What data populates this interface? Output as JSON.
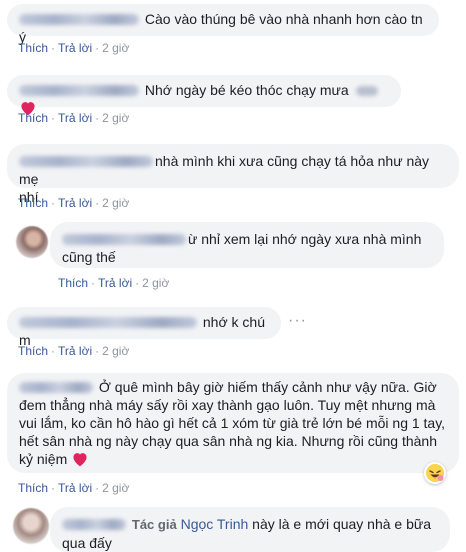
{
  "actions": {
    "like": "Thích",
    "reply": "Trả lời",
    "sep": "·",
    "time": "2 giờ"
  },
  "comments": [
    {
      "text": "Cào vào thúng bê vào nhà nhanh hơn cào tn ý"
    },
    {
      "text": "Nhớ ngày bé kéo thóc chạy mưa"
    },
    {
      "line1": "nhà mình khi xưa cũng chạy tá hỏa như này mẹ",
      "line2": "nhí"
    },
    {
      "line1": "ừ nhỉ xem lại nhớ ngày xưa nhà mình",
      "line2": "cũng thế"
    },
    {
      "text": "nhớ k chú m"
    },
    {
      "line1": "Ở quê mình bây giờ hiếm thấy cảnh như vậy nữa. Giờ",
      "line2": "đem thẳng nhà máy sấy rồi xay thành gạo luôn. Tuy mệt nhưng mà",
      "line3": "vui lắm, ko cần hô hào gì hết cả 1 xóm từ già trẻ lớn bé mỗi ng 1 tay,",
      "line4": "hết sân nhà ng này chạy qua sân nhà ng kia. Nhưng rồi cũng thành",
      "line5": "kỷ niệm"
    },
    {
      "author_label": "Tác giả",
      "mention": "Ngọc Trinh",
      "line1": "này là e mới quay nhà e bữa",
      "line2": "qua đấy"
    }
  ],
  "more_icon": "ellipsis-icon",
  "colors": {
    "bubble": "#f2f3f5",
    "link": "#385898",
    "heart": "#e0245e",
    "muted": "#90949c"
  }
}
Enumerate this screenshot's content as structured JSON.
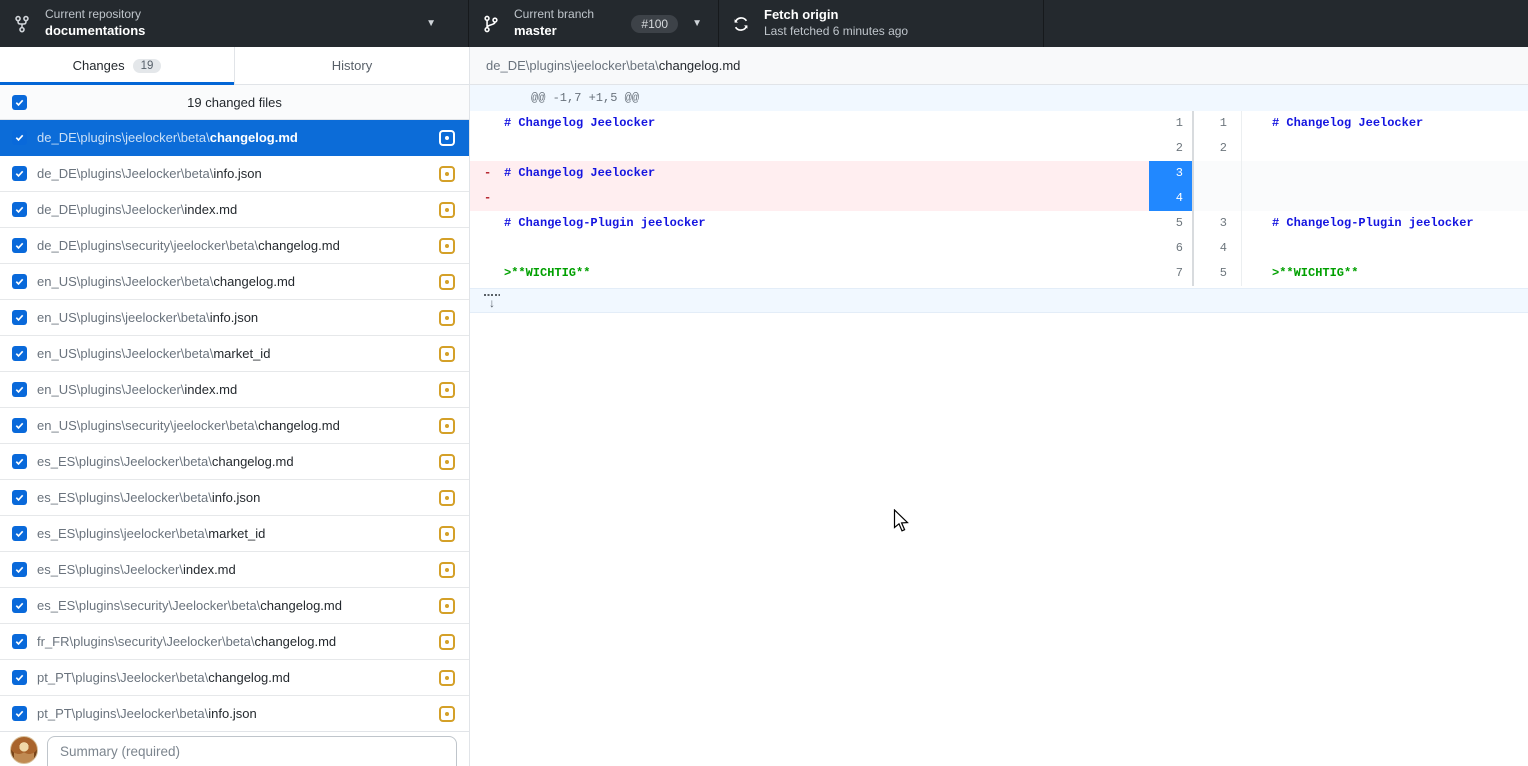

::::

Repeat the data above exactly, but not the pictures.

What data populates this interface? Output as JSON.
{
  "actions": {
    "like": "Thích",
    "reply": "Trả lời",
    "sep": "·",
    "time": "2 giờ"
  },
  "comments": [
    {
      "text": "Cào vào thúng bê vào nhà nhanh hơn cào tn ý"
    },
    {
      "text": "Nhớ ngày bé kéo thóc chạy mưa"
    },
    {
      "line1": "nhà mình khi xưa cũng chạy tá hỏa như này mẹ",
      "line2": "nhí"
    },
    {
      "line1": "ừ nhỉ xem lại nhớ ngày xưa nhà mình",
      "line2": "cũng thế"
    },
    {
      "text": "nhớ k chú m"
    },
    {
      "line1": "Ở quê mình bây giờ hiếm thấy cảnh như vậy nữa. Giờ",
      "line2": "đem thẳng nhà máy sấy rồi xay thành gạo luôn. Tuy mệt nhưng mà",
      "line3": "vui lắm, ko cần hô hào gì hết cả 1 xóm từ già trẻ lớn bé mỗi ng 1 tay,",
      "line4": "hết sân nhà ng này chạy qua sân nhà ng kia. Nhưng rồi cũng thành",
      "line5": "kỷ niệm"
    },
    {
      "author_label": "Tác giả",
      "mention": "Ngọc Trinh",
      "line1": "này là e mới quay nhà e bữa",
      "line2": "qua đấy"
    }
  ],
  "more_icon": "ellipsis-icon",
  "colors": {
    "bubble": "#f2f3f5",
    "link": "#385898",
    "heart": "#e0245e",
    "muted": "#90949c"
  }
}
Enumerate this screenshot's content as structured JSON.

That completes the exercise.